[What needs to be done]
Scan the data below and work out how many of its lines contain the word "Prüfungen". Give only that number.

Document page transcription items:
§ §

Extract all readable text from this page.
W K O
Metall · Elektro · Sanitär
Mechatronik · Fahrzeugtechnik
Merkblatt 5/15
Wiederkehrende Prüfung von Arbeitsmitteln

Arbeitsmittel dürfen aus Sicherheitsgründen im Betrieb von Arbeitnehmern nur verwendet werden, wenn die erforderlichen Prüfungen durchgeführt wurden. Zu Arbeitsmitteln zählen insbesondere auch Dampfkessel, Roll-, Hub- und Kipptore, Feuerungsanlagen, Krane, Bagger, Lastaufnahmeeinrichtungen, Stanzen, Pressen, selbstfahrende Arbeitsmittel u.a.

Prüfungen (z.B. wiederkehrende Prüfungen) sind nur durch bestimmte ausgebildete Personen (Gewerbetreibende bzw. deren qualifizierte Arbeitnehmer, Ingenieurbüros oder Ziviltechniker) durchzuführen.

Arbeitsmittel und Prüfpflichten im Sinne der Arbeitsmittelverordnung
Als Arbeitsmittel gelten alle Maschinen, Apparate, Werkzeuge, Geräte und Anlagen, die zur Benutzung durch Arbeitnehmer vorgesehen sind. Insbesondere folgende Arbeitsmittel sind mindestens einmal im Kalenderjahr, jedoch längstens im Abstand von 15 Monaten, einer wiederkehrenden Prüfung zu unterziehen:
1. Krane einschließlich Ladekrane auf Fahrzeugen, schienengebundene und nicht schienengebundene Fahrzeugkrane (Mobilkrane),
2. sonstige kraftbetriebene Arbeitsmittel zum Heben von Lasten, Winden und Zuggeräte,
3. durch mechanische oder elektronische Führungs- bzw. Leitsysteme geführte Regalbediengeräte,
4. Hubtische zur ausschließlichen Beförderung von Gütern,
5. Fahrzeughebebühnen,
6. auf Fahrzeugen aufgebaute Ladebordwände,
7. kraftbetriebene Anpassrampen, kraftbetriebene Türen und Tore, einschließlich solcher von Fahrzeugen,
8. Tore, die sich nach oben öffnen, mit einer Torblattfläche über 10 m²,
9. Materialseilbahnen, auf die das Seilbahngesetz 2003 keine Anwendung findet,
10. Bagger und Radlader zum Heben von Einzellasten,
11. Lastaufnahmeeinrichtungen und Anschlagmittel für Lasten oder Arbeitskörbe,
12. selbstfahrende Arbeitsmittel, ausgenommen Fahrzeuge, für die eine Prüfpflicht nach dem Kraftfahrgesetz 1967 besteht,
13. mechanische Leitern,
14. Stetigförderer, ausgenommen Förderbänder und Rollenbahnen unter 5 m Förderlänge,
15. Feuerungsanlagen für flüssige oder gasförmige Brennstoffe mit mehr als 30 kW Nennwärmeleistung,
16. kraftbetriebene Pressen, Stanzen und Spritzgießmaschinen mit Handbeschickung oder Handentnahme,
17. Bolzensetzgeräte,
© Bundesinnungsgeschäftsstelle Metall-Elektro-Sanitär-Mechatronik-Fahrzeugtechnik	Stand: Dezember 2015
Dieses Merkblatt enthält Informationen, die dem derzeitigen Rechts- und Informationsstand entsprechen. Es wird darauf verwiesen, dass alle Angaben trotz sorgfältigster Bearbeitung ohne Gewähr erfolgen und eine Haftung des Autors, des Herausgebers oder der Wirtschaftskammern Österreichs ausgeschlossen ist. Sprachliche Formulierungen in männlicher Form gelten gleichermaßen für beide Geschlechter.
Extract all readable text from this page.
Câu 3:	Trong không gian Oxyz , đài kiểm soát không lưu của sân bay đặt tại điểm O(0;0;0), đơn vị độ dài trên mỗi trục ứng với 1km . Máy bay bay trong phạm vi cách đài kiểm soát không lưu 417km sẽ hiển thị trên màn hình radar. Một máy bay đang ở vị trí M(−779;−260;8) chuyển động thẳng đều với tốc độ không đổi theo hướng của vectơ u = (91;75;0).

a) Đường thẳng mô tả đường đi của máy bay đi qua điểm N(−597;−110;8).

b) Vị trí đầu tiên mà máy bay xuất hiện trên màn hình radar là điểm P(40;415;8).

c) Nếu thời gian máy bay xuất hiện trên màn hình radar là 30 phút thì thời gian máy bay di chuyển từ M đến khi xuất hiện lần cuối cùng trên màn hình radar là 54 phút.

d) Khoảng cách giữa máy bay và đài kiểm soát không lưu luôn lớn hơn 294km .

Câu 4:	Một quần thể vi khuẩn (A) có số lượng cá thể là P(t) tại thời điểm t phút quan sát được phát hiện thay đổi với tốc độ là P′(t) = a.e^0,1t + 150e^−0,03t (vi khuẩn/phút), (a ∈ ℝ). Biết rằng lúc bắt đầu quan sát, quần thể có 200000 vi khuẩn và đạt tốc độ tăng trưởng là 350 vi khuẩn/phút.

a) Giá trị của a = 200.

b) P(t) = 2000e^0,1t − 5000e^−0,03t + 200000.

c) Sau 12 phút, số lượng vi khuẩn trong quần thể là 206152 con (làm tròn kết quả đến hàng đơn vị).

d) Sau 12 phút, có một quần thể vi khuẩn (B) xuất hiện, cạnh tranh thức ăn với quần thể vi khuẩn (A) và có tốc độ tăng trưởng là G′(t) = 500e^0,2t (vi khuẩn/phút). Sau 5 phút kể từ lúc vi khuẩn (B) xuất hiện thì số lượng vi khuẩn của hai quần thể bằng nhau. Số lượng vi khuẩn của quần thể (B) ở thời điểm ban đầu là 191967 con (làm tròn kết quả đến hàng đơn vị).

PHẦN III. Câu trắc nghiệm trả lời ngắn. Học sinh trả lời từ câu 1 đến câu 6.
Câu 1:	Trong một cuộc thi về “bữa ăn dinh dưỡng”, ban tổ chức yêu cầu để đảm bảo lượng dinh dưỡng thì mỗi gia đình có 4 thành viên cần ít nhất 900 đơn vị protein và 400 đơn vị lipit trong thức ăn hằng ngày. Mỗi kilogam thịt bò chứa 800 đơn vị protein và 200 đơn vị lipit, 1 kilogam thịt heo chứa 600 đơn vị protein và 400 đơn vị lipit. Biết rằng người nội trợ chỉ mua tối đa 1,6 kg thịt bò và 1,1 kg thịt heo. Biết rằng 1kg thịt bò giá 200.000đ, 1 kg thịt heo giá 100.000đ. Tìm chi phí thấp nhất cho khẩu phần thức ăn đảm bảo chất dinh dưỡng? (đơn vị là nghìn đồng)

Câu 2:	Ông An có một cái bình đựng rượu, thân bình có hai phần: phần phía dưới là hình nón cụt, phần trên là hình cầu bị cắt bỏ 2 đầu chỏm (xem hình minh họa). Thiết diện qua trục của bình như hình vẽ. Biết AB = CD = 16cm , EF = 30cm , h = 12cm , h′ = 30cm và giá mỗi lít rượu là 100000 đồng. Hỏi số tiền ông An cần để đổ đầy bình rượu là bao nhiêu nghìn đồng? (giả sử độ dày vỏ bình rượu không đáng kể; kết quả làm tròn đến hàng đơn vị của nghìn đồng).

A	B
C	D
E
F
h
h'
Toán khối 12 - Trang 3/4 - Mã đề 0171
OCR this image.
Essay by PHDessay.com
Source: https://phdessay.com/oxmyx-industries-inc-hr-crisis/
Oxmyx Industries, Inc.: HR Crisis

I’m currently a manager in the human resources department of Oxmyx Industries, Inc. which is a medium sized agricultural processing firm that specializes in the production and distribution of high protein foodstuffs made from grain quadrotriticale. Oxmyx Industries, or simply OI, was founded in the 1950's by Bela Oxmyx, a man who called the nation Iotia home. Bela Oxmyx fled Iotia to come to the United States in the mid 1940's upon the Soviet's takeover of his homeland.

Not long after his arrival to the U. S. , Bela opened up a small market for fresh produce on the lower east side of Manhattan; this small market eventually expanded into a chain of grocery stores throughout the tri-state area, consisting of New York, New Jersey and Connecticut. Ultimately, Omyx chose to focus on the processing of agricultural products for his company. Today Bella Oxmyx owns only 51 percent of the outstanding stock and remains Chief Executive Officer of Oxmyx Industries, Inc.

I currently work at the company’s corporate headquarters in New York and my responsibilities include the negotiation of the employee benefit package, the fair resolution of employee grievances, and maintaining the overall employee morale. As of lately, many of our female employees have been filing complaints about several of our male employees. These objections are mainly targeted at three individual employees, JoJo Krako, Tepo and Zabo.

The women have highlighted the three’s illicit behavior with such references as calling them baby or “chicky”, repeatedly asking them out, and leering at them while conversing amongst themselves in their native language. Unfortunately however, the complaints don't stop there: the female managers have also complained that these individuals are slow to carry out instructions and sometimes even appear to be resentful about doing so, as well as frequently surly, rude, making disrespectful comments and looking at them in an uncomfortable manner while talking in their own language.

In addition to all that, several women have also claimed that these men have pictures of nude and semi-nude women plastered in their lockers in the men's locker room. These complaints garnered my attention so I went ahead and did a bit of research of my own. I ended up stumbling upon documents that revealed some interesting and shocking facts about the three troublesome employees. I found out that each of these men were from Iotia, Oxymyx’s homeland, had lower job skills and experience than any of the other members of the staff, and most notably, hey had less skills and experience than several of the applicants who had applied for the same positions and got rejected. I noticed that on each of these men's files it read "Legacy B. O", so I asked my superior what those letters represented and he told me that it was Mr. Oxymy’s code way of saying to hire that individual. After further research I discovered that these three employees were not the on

§ §

[Problem solution]
2